■ Problem statement: Look for "eget" in each line of the entries, and return the matching lines.

* BEGIN Supplied material *

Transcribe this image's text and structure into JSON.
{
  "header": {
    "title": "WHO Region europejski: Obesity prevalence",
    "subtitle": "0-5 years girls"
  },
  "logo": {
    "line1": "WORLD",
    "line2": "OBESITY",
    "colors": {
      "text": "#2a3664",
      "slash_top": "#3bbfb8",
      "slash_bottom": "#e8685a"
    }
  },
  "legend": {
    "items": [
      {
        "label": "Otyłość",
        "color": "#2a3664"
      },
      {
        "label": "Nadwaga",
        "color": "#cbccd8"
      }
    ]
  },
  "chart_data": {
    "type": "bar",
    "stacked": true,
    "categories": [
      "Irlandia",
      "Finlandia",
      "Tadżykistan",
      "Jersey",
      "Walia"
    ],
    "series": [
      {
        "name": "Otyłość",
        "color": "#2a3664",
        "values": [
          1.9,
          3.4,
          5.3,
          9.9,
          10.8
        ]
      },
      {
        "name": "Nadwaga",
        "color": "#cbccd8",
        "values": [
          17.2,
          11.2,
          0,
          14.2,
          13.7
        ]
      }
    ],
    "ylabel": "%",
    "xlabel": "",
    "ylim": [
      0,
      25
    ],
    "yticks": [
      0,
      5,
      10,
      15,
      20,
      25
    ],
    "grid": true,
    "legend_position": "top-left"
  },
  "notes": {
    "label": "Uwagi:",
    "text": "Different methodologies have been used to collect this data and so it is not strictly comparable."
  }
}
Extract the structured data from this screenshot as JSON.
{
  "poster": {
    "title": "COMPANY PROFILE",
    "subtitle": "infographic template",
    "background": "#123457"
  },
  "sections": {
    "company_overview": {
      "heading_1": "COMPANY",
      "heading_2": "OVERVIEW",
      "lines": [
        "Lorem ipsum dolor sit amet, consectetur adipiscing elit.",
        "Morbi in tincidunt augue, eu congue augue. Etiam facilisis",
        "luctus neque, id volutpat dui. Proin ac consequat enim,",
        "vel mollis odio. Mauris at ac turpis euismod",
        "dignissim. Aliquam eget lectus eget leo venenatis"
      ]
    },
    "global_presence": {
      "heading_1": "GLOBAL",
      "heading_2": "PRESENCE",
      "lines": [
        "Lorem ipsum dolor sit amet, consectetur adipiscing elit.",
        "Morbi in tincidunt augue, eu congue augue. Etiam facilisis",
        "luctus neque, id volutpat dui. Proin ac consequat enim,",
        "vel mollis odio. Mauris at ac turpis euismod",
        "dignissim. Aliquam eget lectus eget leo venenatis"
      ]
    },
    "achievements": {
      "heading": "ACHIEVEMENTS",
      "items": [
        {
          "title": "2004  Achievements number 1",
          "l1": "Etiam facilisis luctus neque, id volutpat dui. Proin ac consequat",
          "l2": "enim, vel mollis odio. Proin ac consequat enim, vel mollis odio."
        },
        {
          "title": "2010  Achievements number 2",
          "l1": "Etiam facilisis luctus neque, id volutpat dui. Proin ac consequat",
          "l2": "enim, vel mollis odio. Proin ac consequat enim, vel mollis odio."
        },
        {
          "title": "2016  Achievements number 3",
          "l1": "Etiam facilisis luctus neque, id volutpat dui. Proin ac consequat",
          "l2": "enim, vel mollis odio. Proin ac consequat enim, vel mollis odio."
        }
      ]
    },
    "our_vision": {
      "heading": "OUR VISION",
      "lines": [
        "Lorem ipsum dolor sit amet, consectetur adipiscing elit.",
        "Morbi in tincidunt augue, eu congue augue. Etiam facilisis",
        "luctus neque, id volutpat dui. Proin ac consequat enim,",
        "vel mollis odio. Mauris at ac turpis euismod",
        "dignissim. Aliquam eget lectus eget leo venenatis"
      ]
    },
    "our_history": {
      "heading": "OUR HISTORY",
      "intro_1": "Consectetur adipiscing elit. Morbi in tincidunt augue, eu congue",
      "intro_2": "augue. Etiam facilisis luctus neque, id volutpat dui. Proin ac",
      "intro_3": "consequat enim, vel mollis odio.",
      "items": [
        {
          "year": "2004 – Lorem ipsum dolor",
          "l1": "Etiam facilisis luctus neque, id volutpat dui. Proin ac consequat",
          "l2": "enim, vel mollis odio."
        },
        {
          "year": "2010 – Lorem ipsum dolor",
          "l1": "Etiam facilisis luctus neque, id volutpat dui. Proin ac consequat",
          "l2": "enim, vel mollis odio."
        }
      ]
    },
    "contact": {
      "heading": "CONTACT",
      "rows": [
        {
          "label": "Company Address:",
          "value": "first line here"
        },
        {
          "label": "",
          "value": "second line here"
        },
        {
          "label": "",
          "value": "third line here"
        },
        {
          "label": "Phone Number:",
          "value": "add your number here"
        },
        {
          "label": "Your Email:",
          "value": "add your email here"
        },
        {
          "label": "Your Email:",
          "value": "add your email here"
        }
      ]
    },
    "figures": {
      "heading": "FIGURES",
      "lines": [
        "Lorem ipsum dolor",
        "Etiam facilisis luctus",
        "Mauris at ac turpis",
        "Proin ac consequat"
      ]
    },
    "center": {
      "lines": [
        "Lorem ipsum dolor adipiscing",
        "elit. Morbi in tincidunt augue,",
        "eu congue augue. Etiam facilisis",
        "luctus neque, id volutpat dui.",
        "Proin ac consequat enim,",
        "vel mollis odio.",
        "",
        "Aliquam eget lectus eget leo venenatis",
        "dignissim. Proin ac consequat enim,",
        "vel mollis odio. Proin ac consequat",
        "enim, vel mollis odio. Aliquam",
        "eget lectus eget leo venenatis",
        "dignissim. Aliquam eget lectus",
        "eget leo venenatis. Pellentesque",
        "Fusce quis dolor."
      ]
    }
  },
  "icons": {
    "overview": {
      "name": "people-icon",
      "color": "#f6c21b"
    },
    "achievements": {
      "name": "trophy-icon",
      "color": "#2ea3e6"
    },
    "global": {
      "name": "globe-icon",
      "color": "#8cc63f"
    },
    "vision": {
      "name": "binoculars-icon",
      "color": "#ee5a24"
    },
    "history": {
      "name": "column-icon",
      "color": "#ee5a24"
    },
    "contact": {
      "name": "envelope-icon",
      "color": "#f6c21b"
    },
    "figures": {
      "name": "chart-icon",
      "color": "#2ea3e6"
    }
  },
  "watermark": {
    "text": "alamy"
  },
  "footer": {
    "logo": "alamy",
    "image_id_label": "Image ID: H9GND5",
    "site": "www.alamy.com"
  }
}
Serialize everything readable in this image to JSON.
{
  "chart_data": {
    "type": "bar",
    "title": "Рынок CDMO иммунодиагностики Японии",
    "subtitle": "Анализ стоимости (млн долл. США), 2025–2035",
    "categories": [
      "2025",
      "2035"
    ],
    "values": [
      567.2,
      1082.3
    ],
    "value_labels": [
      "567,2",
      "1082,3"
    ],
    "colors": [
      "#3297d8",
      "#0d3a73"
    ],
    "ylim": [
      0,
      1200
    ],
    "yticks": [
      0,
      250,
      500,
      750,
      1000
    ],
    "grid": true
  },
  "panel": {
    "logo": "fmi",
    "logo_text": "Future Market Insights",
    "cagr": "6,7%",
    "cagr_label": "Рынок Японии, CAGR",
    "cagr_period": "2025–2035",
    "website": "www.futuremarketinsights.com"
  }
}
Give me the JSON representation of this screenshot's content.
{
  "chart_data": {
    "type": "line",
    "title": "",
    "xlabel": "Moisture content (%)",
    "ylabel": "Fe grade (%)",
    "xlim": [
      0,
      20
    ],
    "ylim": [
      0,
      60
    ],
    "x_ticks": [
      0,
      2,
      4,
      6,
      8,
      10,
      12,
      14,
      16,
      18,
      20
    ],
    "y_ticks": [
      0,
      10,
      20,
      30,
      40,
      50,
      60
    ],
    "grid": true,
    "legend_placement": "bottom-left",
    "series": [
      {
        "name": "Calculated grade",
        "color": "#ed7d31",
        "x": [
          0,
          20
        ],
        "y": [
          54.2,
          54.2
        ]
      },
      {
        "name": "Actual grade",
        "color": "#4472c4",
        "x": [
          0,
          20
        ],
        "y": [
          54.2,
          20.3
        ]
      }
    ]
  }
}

* END Supplied material *

■ Response:
        "dignissim. Aliquam eget lectus eget leo venenatis"
        "dignissim. Aliquam eget lectus eget leo venenatis"
        "dignissim. Aliquam eget lectus eget leo venenatis"
        "Aliquam eget lectus eget leo venenatis",
        "eget lectus eget leo venenatis",
        "dignissim. Aliquam eget lectus",
        "eget leo venenatis. Pellentesque",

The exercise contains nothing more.